DESCRIPTION OF THE TASK — From the entries below, pull out each line where "Повторить" appears.
_ _ _
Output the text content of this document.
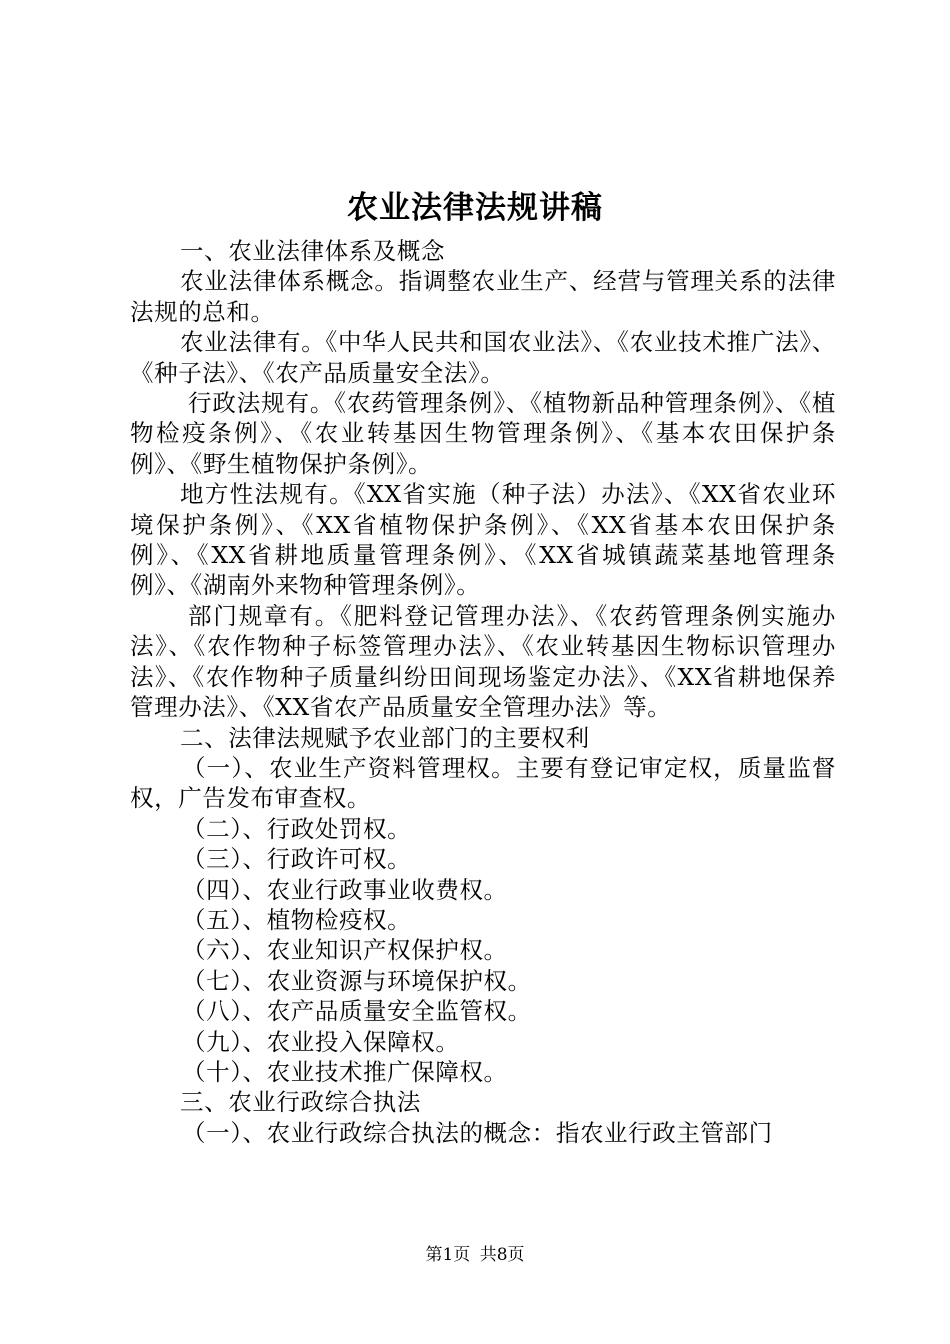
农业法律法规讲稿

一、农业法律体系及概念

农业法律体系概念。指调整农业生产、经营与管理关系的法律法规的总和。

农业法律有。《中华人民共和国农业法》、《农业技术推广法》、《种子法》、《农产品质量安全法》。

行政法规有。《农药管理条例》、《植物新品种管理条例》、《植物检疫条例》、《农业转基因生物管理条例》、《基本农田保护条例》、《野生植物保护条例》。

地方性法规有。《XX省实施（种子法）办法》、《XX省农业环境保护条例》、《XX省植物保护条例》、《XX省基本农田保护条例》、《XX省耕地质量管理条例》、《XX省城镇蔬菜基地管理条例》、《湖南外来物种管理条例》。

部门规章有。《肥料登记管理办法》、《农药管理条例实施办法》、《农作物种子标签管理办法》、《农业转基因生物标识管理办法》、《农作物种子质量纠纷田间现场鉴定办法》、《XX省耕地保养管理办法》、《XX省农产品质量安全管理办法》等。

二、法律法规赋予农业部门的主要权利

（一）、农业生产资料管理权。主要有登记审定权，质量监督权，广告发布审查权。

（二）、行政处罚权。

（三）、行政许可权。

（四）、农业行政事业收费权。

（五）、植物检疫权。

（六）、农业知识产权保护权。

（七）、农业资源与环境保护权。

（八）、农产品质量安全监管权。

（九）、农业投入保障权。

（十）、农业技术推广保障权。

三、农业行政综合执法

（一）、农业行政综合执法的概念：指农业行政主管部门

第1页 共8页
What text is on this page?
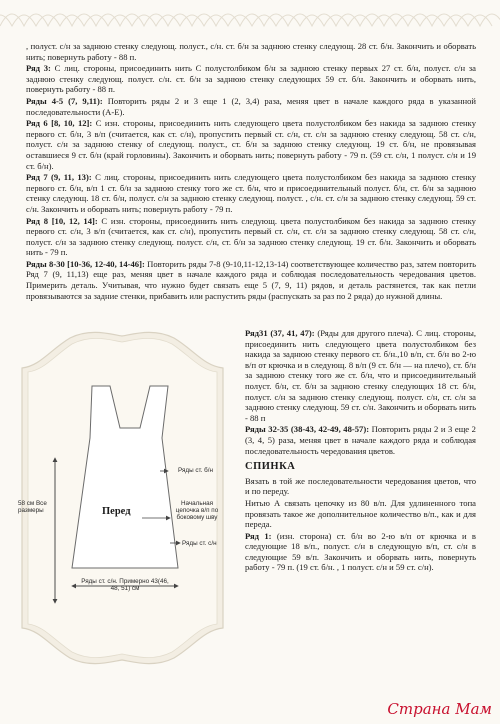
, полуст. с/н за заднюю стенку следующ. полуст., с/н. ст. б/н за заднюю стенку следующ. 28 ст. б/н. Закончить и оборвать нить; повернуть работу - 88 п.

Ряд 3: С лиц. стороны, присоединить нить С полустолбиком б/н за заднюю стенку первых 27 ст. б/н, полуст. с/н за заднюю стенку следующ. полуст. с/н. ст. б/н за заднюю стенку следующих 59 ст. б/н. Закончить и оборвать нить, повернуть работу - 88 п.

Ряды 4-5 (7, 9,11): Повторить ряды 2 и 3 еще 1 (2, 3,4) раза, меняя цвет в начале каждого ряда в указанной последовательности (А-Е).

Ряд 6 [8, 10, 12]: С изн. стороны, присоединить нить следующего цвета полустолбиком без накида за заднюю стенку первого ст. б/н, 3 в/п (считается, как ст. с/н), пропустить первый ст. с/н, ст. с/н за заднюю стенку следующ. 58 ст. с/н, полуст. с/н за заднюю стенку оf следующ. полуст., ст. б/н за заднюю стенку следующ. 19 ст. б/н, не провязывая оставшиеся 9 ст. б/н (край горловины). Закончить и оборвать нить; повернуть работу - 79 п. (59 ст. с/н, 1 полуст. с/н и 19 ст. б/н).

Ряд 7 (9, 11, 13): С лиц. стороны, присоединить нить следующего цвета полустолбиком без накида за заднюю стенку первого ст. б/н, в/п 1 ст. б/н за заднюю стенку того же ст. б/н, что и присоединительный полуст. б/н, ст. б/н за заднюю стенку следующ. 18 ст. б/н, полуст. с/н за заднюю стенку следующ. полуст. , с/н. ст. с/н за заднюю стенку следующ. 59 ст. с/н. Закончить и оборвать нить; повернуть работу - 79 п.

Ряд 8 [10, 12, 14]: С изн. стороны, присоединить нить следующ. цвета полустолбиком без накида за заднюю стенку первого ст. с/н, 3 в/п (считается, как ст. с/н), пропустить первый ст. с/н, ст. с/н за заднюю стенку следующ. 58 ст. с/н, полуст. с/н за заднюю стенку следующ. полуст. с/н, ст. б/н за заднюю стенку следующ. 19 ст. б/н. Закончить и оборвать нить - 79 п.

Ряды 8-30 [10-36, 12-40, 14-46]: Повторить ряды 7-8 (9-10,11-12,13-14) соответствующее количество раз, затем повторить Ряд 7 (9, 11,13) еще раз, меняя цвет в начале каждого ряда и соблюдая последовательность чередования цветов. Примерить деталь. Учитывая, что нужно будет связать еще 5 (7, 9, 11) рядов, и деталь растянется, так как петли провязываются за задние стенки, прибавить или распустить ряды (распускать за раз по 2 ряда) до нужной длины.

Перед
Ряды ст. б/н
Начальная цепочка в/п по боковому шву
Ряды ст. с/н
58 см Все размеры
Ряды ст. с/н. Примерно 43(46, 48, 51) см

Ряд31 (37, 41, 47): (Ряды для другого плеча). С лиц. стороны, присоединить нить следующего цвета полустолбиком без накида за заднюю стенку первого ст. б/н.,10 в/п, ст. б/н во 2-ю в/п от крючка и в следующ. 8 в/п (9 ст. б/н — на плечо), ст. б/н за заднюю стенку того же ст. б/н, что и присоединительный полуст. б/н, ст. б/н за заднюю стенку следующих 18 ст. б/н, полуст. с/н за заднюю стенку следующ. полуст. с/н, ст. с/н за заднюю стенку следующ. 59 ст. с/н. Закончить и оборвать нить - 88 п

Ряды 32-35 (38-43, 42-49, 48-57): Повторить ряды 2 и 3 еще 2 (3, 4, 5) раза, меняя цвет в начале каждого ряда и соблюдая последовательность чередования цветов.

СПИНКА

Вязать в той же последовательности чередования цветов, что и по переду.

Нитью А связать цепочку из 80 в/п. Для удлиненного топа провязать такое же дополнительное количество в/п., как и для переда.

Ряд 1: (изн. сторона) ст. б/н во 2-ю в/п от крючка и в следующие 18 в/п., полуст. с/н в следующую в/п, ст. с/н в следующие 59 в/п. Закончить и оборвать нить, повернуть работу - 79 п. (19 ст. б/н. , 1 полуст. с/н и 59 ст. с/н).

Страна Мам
_ _ _
THE RESPONSE —
Ряды 4-5 (7, 9,11): Повторить ряды 2 и 3 еще 1 (2, 3,4) раза, меняя цвет в начале каждого ряда в указанной последовательности (А-Е).
Ряды 8-30 [10-36, 12-40, 14-46]: Повторить ряды 7-8 (9-10,11-12,13-14) соответствующее количество раз, затем повторить Ряд 7 (9, 11,13) еще раз, меняя цвет в начале каждого ряда и соблюдая последовательность чередования цветов. Примерить деталь. Учитывая, что нужно будет связать еще 5 (7, 9, 11) рядов, и деталь растянется, так как петли провязываются за задние стенки, прибавить или распустить ряды (распускать за раз по 2 ряда) до нужной длины.
Ряды 32-35 (38-43, 42-49, 48-57): Повторить ряды 2 и 3 еще 2 (3, 4, 5) раза, меняя цвет в начале каждого ряда и соблюдая последовательность чередования цветов.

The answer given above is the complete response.